# Stored records start

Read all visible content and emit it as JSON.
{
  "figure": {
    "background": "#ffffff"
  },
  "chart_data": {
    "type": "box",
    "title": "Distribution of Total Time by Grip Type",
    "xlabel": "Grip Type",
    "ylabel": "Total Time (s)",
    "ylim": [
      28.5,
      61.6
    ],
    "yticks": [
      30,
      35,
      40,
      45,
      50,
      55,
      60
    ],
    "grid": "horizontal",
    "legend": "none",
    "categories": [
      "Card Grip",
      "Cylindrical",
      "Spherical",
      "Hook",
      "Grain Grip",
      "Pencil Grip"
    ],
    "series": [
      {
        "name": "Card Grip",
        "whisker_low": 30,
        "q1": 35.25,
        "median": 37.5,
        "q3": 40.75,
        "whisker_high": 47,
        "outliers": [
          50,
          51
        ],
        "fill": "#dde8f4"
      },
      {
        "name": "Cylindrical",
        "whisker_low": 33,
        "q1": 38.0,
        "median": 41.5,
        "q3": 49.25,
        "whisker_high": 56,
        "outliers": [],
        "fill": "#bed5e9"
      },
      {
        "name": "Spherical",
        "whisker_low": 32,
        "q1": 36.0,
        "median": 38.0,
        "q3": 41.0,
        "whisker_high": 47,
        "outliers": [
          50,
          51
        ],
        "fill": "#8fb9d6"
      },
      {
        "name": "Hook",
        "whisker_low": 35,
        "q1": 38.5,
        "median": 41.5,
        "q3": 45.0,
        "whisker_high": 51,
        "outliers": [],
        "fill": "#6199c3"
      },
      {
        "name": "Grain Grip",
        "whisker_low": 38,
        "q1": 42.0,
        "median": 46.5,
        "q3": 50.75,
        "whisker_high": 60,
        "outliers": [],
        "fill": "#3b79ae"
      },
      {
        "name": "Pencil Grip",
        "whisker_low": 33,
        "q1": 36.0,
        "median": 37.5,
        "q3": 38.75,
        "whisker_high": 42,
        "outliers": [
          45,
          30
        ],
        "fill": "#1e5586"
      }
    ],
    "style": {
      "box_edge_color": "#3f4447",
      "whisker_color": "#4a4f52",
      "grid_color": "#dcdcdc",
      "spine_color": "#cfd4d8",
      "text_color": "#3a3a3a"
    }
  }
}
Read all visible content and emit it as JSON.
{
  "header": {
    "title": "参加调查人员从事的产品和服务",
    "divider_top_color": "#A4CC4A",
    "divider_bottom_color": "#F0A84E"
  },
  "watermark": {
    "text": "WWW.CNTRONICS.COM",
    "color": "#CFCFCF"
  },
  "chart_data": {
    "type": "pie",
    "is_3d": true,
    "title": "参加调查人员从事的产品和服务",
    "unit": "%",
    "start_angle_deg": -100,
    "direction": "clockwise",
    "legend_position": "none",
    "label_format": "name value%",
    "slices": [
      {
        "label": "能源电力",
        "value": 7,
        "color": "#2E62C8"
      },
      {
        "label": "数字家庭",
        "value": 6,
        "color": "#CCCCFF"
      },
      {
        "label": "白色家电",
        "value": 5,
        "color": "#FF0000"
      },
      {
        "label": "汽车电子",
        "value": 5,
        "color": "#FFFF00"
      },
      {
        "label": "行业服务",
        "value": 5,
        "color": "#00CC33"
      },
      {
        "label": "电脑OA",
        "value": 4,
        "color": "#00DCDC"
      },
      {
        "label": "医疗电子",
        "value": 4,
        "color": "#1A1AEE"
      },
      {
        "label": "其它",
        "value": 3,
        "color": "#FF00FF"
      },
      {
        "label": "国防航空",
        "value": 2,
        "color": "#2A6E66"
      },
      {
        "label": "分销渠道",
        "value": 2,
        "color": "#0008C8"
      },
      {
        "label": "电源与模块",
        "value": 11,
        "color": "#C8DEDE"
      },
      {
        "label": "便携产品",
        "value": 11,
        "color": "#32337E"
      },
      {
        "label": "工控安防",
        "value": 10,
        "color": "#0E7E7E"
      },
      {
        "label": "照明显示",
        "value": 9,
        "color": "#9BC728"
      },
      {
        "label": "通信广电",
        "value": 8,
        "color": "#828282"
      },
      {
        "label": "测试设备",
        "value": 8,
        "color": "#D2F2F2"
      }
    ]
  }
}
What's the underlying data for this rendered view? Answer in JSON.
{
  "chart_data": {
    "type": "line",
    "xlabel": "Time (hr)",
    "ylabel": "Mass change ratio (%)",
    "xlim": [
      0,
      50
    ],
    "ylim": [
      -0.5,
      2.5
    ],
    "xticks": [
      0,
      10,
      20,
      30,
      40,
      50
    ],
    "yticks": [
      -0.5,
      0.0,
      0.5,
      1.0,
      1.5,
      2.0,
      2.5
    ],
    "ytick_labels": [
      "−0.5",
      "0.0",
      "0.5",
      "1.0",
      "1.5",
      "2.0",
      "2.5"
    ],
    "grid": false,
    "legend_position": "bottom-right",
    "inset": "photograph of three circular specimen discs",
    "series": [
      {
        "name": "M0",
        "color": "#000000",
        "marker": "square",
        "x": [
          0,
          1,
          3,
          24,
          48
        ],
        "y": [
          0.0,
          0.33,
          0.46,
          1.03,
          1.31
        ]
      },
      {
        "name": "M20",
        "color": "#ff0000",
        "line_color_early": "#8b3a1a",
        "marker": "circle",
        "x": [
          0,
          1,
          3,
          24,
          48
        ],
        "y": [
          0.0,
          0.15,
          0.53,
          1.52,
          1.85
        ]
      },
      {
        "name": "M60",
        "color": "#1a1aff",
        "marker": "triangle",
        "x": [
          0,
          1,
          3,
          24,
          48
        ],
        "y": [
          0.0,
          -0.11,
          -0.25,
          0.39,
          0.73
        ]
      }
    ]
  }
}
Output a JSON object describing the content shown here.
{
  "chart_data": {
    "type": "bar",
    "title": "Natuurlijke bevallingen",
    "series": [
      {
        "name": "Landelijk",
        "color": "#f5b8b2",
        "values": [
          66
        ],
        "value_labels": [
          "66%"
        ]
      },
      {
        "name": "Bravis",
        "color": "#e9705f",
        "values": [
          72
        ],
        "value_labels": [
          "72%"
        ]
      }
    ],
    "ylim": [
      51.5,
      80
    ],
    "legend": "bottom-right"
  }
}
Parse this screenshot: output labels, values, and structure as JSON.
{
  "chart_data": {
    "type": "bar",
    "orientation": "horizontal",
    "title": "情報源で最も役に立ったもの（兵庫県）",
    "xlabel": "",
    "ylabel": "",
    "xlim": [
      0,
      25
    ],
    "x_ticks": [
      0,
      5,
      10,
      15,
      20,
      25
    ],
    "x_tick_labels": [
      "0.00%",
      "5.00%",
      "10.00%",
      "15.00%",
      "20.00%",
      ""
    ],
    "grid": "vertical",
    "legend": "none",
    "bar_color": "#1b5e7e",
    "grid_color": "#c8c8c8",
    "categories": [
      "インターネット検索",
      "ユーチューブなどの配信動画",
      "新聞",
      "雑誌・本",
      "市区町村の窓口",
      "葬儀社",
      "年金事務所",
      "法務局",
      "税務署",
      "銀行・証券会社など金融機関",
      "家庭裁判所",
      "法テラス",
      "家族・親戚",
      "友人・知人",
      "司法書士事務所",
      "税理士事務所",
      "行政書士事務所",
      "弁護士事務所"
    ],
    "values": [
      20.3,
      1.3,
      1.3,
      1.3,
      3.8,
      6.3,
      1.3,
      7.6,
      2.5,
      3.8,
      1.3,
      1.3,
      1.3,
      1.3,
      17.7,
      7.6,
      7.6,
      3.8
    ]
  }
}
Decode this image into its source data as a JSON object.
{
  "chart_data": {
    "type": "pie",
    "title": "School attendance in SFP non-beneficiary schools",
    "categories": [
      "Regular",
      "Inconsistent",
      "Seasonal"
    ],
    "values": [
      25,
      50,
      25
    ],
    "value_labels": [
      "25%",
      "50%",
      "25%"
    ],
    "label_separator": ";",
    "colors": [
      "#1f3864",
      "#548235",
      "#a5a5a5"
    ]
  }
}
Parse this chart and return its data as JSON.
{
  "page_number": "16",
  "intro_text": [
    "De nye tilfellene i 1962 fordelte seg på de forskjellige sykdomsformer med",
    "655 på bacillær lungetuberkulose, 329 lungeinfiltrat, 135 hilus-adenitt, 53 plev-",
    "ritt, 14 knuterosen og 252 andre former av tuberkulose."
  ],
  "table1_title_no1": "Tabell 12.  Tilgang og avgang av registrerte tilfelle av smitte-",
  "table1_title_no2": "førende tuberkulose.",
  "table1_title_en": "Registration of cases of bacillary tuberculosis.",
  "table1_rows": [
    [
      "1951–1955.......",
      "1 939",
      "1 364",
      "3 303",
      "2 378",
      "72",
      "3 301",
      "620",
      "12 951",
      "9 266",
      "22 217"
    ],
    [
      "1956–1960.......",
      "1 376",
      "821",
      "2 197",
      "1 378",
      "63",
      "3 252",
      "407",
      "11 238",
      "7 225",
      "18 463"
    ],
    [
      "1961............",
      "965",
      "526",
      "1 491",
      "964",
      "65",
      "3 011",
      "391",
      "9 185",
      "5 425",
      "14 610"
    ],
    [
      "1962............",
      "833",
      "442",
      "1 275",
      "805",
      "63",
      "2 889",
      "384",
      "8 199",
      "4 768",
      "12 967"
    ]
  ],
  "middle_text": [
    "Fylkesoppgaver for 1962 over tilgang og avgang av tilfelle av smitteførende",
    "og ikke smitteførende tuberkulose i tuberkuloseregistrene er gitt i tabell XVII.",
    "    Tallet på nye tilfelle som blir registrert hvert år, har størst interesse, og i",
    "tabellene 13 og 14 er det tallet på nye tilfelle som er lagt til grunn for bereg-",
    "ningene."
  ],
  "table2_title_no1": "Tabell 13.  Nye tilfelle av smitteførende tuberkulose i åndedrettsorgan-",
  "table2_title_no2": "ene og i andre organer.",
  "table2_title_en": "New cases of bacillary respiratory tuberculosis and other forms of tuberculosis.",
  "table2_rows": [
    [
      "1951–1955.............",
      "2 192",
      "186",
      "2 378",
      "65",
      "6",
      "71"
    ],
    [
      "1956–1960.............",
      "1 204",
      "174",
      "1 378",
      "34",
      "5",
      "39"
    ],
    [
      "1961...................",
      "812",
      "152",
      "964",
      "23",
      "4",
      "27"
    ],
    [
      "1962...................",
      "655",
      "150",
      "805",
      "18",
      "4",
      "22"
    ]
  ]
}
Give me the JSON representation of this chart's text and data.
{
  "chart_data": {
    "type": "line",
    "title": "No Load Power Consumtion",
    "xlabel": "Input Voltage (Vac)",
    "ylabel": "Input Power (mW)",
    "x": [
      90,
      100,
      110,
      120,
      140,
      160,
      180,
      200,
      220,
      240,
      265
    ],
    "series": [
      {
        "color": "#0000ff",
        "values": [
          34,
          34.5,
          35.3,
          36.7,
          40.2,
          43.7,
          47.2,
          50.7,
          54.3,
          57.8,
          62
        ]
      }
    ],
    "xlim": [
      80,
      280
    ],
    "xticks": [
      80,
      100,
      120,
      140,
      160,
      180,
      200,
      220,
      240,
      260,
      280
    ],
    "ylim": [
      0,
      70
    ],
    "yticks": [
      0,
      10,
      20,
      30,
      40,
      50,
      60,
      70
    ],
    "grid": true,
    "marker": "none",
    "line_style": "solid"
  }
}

# Stored records end

* Your goal:
Give the number of lines in the listing above that hold the string "this", with nothing else.

* Written answer:
5